#### Written task
Extract each line of the material that follows exactly and omit its pictures.

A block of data
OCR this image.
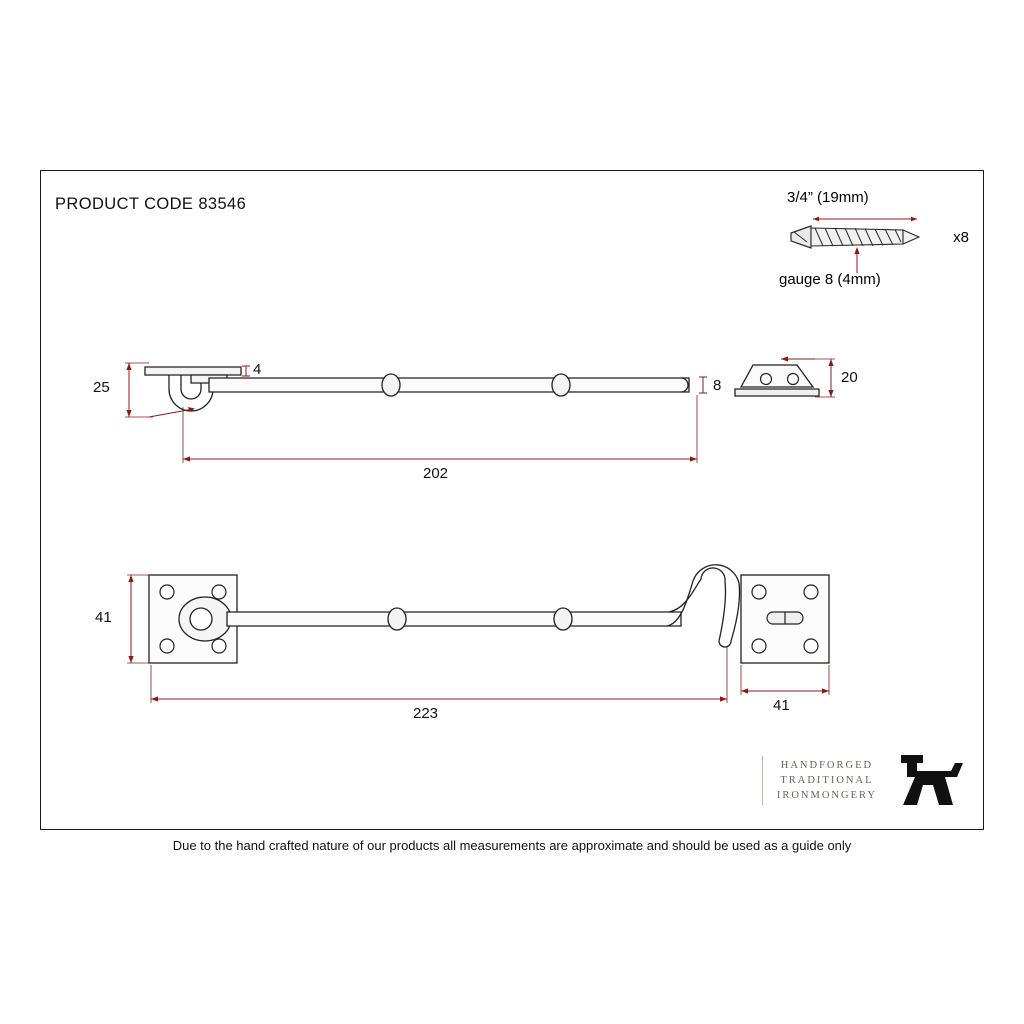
PRODUCT CODE 83546	3/4” (19mm)
gauge 8 (4mm)
x8
25
4
8
202
20
41
223	41
HANDFORGED
TRADITIONAL
IRONMONGERY
Due to the hand crafted nature of our products all measurements are approximate and should be used as a guide only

#### Correct response
OCR this image.
PRODUCT CODE 83546	3/4” (19mm)
gauge 8 (4mm)
x8
25
4
8
202
20
41
223	41
HANDFORGED
TRADITIONAL
IRONMONGERY
Due to the hand crafted nature of our products all measurements are approximate and should be used as a guide only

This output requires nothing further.